DATA SECTION section start

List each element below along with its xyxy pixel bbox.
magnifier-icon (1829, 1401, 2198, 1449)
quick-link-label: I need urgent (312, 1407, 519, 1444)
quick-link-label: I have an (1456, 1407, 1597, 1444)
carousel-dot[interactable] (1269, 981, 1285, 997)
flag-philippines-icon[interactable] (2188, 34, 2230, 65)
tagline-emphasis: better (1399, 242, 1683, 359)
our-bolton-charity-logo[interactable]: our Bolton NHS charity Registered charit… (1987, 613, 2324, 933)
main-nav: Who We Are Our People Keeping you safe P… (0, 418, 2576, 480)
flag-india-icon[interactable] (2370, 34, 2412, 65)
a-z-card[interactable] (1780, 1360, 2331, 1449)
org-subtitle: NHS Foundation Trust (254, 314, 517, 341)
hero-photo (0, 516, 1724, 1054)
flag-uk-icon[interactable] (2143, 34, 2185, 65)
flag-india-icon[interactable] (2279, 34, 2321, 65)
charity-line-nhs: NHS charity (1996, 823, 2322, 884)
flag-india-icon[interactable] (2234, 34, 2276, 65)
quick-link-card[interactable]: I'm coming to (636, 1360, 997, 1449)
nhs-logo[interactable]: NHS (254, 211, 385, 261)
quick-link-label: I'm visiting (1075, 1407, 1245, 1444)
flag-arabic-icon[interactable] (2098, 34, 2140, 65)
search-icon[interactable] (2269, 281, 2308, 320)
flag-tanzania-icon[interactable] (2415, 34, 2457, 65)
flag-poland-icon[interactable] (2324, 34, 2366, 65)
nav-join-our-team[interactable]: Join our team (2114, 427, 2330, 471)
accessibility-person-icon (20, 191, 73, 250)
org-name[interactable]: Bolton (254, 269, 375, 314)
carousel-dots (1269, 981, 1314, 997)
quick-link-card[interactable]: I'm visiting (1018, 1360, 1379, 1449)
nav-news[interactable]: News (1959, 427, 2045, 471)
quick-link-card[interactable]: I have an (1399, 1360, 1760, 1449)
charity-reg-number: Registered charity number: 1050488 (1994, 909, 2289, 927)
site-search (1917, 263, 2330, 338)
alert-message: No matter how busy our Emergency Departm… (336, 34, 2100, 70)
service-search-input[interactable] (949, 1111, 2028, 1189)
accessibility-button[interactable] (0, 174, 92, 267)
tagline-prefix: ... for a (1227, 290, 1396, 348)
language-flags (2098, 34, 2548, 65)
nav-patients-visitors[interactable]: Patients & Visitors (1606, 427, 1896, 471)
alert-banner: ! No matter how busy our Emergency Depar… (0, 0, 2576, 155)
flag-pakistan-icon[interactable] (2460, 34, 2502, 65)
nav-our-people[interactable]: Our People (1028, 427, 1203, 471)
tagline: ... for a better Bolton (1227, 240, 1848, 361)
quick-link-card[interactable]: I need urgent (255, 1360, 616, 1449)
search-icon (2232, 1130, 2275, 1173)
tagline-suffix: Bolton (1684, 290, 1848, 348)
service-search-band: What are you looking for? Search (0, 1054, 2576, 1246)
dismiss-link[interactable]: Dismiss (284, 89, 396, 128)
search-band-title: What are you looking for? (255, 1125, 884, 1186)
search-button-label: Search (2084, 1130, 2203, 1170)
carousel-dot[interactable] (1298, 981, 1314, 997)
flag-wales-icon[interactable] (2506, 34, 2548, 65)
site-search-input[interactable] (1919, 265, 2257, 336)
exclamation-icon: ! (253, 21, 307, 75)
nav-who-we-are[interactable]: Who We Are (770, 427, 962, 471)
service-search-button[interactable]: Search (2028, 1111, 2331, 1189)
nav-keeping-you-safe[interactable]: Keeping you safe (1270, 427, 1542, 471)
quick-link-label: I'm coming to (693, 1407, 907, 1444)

DATA SECTION section end

- ABOUT THIS TASK -
Nothing may be omitted or altered; reproduce all of the entries.

- RESULT OF THIS EXERCISE -
List each element below along with its xyxy pixel bbox.
magnifier-icon (1829, 1401, 2198, 1449)
quick-link-label: I need urgent (312, 1407, 519, 1444)
quick-link-label: I have an (1456, 1407, 1597, 1444)
carousel-dot[interactable] (1269, 981, 1285, 997)
flag-philippines-icon[interactable] (2188, 34, 2230, 65)
tagline-emphasis: better (1399, 242, 1683, 359)
our-bolton-charity-logo[interactable]: our Bolton NHS charity Registered charit… (1987, 613, 2324, 933)
main-nav: Who We Are Our People Keeping you safe P… (0, 418, 2576, 480)
flag-india-icon[interactable] (2370, 34, 2412, 65)
a-z-card[interactable] (1780, 1360, 2331, 1449)
org-subtitle: NHS Foundation Trust (254, 314, 517, 341)
hero-photo (0, 516, 1724, 1054)
flag-uk-icon[interactable] (2143, 34, 2185, 65)
flag-india-icon[interactable] (2279, 34, 2321, 65)
charity-line-nhs: NHS charity (1996, 823, 2322, 884)
flag-india-icon[interactable] (2234, 34, 2276, 65)
quick-link-card[interactable]: I'm coming to (636, 1360, 997, 1449)
nhs-logo[interactable]: NHS (254, 211, 385, 261)
quick-link-label: I'm visiting (1075, 1407, 1245, 1444)
flag-arabic-icon[interactable] (2098, 34, 2140, 65)
search-icon[interactable] (2269, 281, 2308, 320)
flag-tanzania-icon[interactable] (2415, 34, 2457, 65)
flag-poland-icon[interactable] (2324, 34, 2366, 65)
nav-join-our-team[interactable]: Join our team (2114, 427, 2330, 471)
accessibility-person-icon (20, 191, 73, 250)
org-name[interactable]: Bolton (254, 269, 375, 314)
carousel-dots (1269, 981, 1314, 997)
quick-link-card[interactable]: I'm visiting (1018, 1360, 1379, 1449)
nav-news[interactable]: News (1959, 427, 2045, 471)
quick-link-card[interactable]: I have an (1399, 1360, 1760, 1449)
charity-reg-number: Registered charity number: 1050488 (1994, 909, 2289, 927)
site-search (1917, 263, 2330, 338)
alert-message: No matter how busy our Emergency Departm… (336, 34, 2100, 70)
service-search-input[interactable] (949, 1111, 2028, 1189)
accessibility-button[interactable] (0, 174, 92, 267)
tagline-prefix: ... for a (1227, 290, 1396, 348)
language-flags (2098, 34, 2548, 65)
nav-patients-visitors[interactable]: Patients & Visitors (1606, 427, 1896, 471)
alert-banner: ! No matter how busy our Emergency Depar… (0, 0, 2576, 155)
flag-pakistan-icon[interactable] (2460, 34, 2502, 65)
nav-our-people[interactable]: Our People (1028, 427, 1203, 471)
tagline: ... for a better Bolton (1227, 240, 1848, 361)
quick-link-card[interactable]: I need urgent (255, 1360, 616, 1449)
search-icon (2232, 1130, 2275, 1173)
tagline-suffix: Bolton (1684, 290, 1848, 348)
service-search-band: What are you looking for? Search (0, 1054, 2576, 1246)
dismiss-link[interactable]: Dismiss (284, 89, 396, 128)
search-band-title: What are you looking for? (255, 1125, 884, 1186)
search-button-label: Search (2084, 1130, 2203, 1170)
carousel-dot[interactable] (1298, 981, 1314, 997)
flag-wales-icon[interactable] (2506, 34, 2548, 65)
site-search-input[interactable] (1919, 265, 2257, 336)
exclamation-icon: ! (253, 21, 307, 75)
nav-who-we-are[interactable]: Who We Are (770, 427, 962, 471)
service-search-button[interactable]: Search (2028, 1111, 2331, 1189)
nav-keeping-you-safe[interactable]: Keeping you safe (1270, 427, 1542, 471)
quick-link-label: I'm coming to (693, 1407, 907, 1444)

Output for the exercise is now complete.